**What to work on**
Give a verbatim copy of the lines below, minus the pictures.

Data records
----

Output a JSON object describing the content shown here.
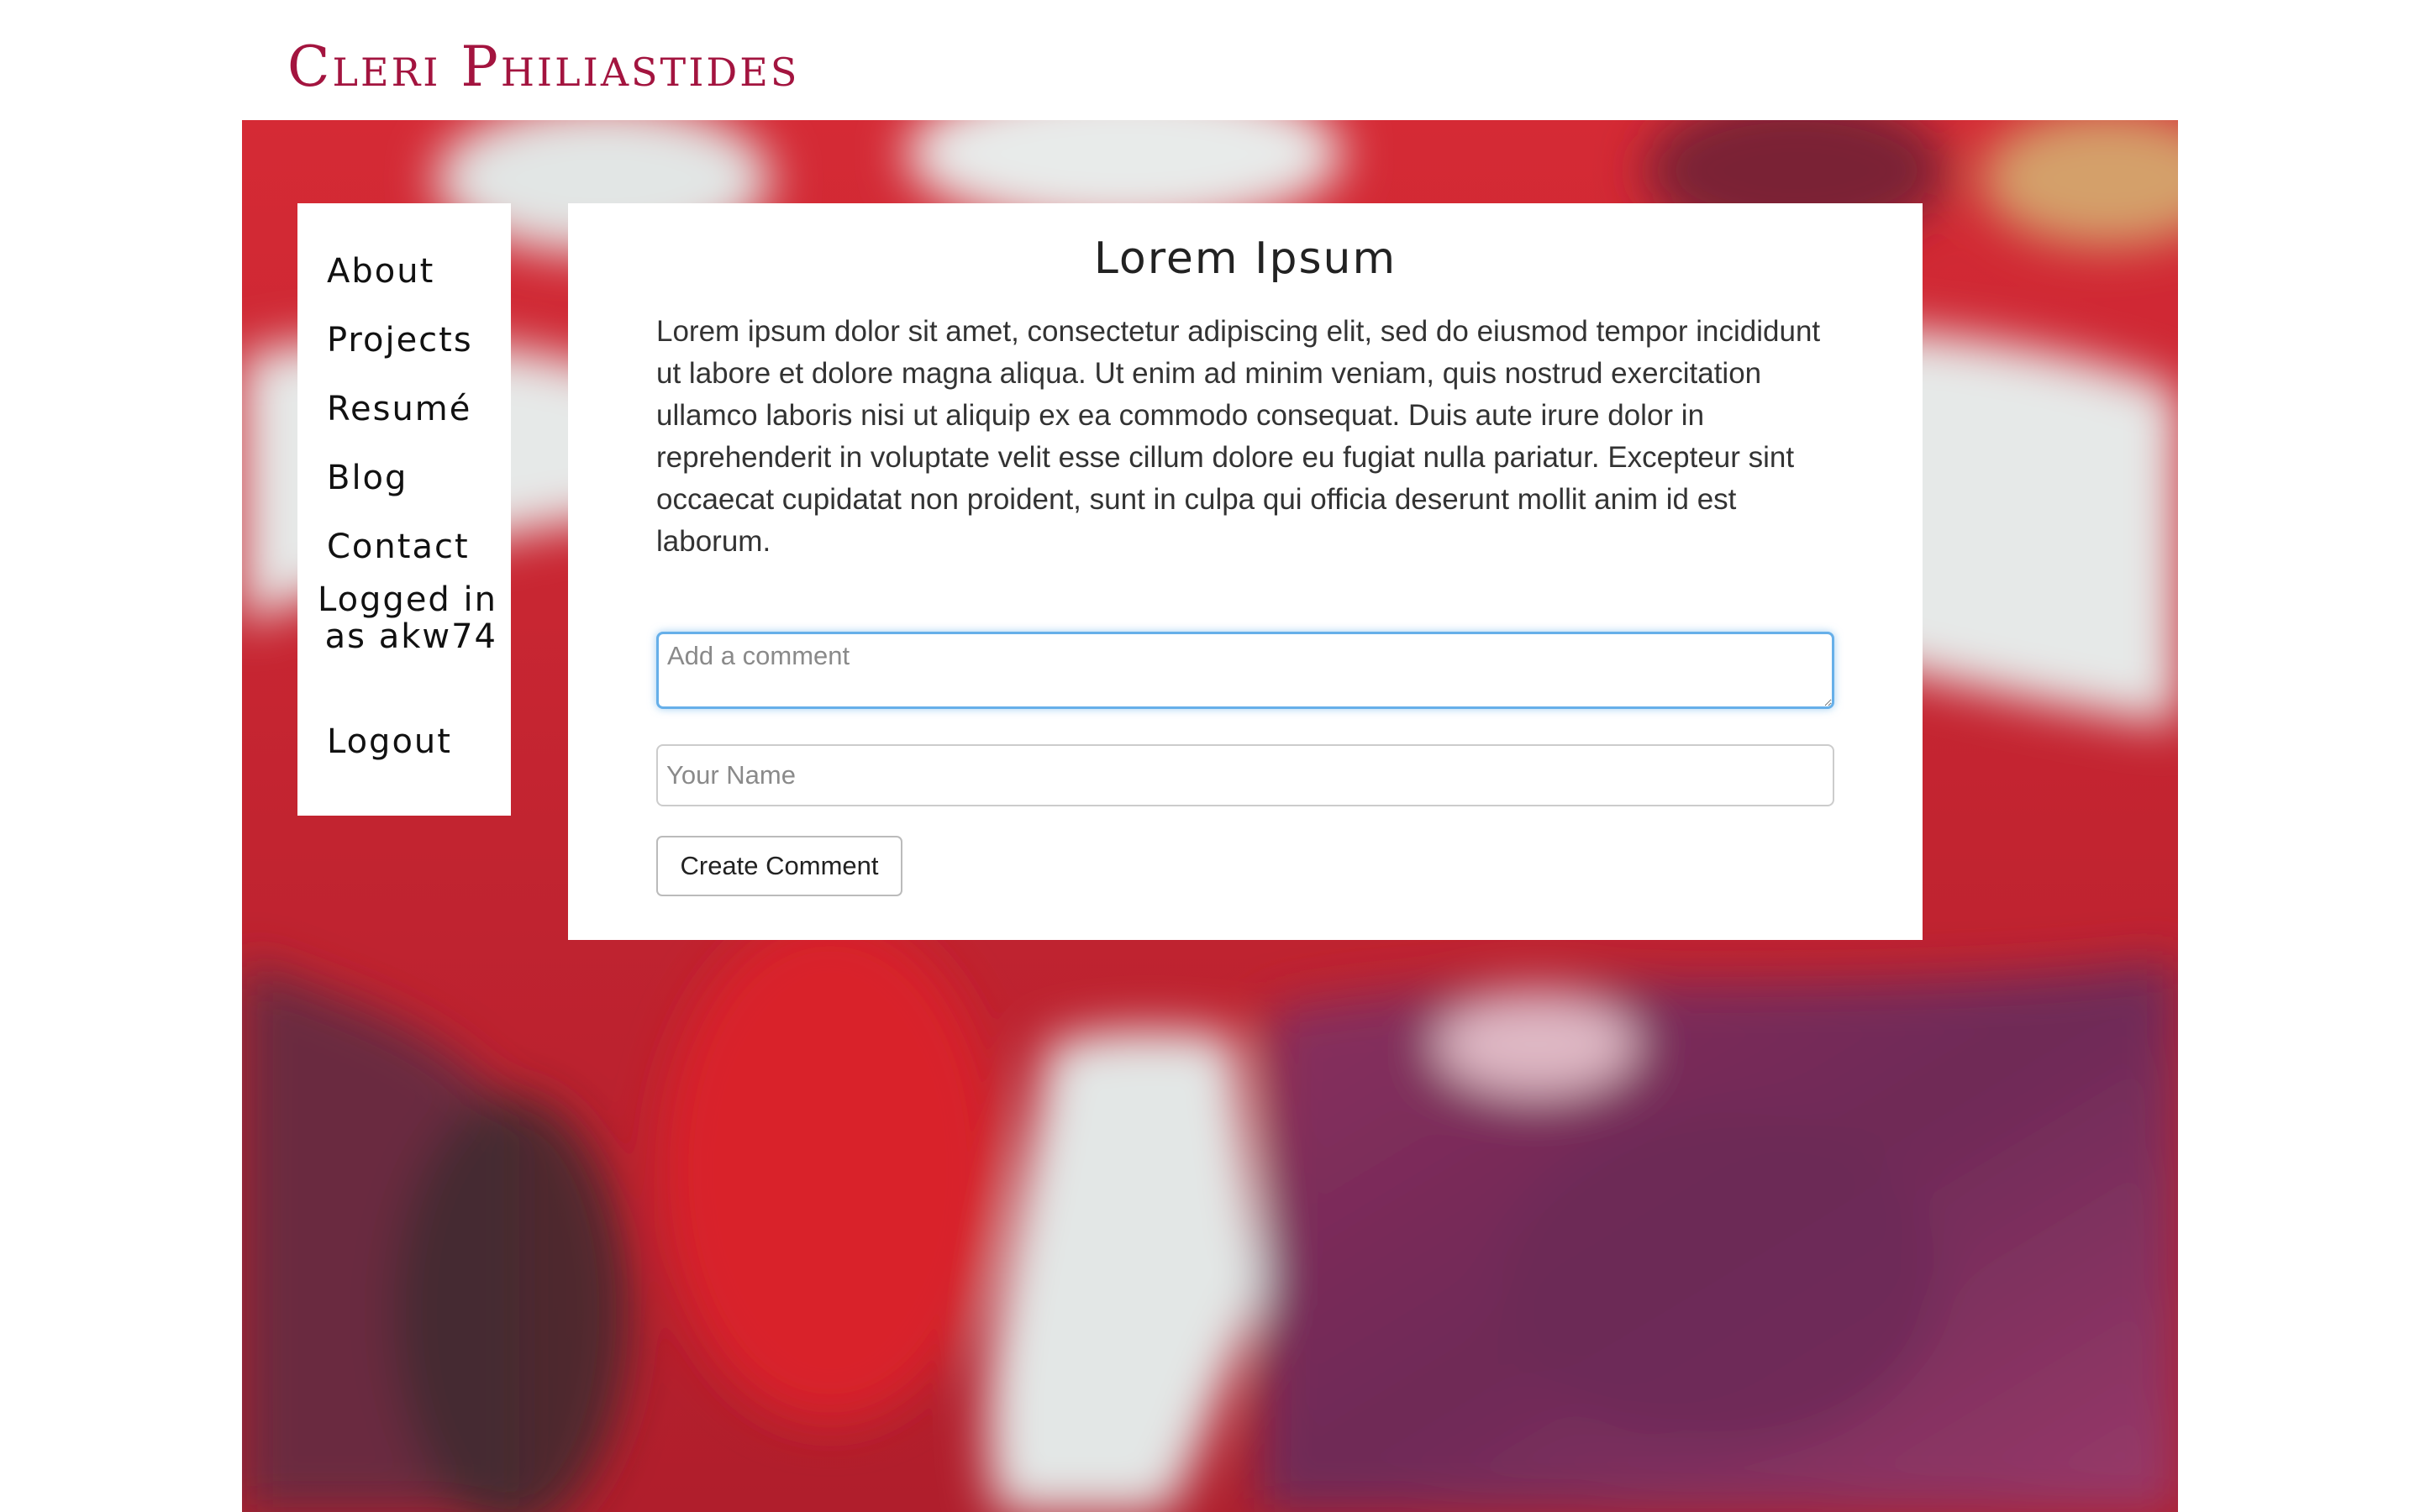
{
  "site": {
    "title": "Cleri Philiastides"
  },
  "nav": {
    "items": [
      {
        "label": "About"
      },
      {
        "label": "Projects"
      },
      {
        "label": "Resumé"
      },
      {
        "label": "Blog"
      },
      {
        "label": "Contact"
      }
    ],
    "logged_in_text": "Logged in as akw74",
    "logout_label": "Logout"
  },
  "post": {
    "title": "Lorem Ipsum",
    "body": "Lorem ipsum dolor sit amet, consectetur adipiscing elit, sed do eiusmod tempor incididunt ut labore et dolore magna aliqua. Ut enim ad minim veniam, quis nostrud exercitation ullamco laboris nisi ut aliquip ex ea commodo consequat. Duis aute irure dolor in reprehenderit in voluptate velit esse cillum dolore eu fugiat nulla pariatur. Excepteur sint occaecat cupidatat non proident, sunt in culpa qui officia deserunt mollit anim id est laborum."
  },
  "comment_form": {
    "comment_placeholder": "Add a comment",
    "comment_value": "",
    "name_placeholder": "Your Name",
    "name_value": "",
    "submit_label": "Create Comment"
  },
  "colors": {
    "brand": "#a3143f",
    "focus_border": "#66afe9",
    "background_red": "#c8323f",
    "background_purple": "#7a2a55",
    "background_white": "#dfe3e2"
  }
}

----

**Full solution**
Output a JSON object describing the content shown here.
{
  "site": {
    "title": "Cleri Philiastides"
  },
  "nav": {
    "items": [
      {
        "label": "About"
      },
      {
        "label": "Projects"
      },
      {
        "label": "Resumé"
      },
      {
        "label": "Blog"
      },
      {
        "label": "Contact"
      }
    ],
    "logged_in_text": "Logged in as akw74",
    "logout_label": "Logout"
  },
  "post": {
    "title": "Lorem Ipsum",
    "body": "Lorem ipsum dolor sit amet, consectetur adipiscing elit, sed do eiusmod tempor incididunt ut labore et dolore magna aliqua. Ut enim ad minim veniam, quis nostrud exercitation ullamco laboris nisi ut aliquip ex ea commodo consequat. Duis aute irure dolor in reprehenderit in voluptate velit esse cillum dolore eu fugiat nulla pariatur. Excepteur sint occaecat cupidatat non proident, sunt in culpa qui officia deserunt mollit anim id est laborum."
  },
  "comment_form": {
    "comment_placeholder": "Add a comment",
    "comment_value": "",
    "name_placeholder": "Your Name",
    "name_value": "",
    "submit_label": "Create Comment"
  },
  "colors": {
    "brand": "#a3143f",
    "focus_border": "#66afe9",
    "background_red": "#c8323f",
    "background_purple": "#7a2a55",
    "background_white": "#dfe3e2"
  }
}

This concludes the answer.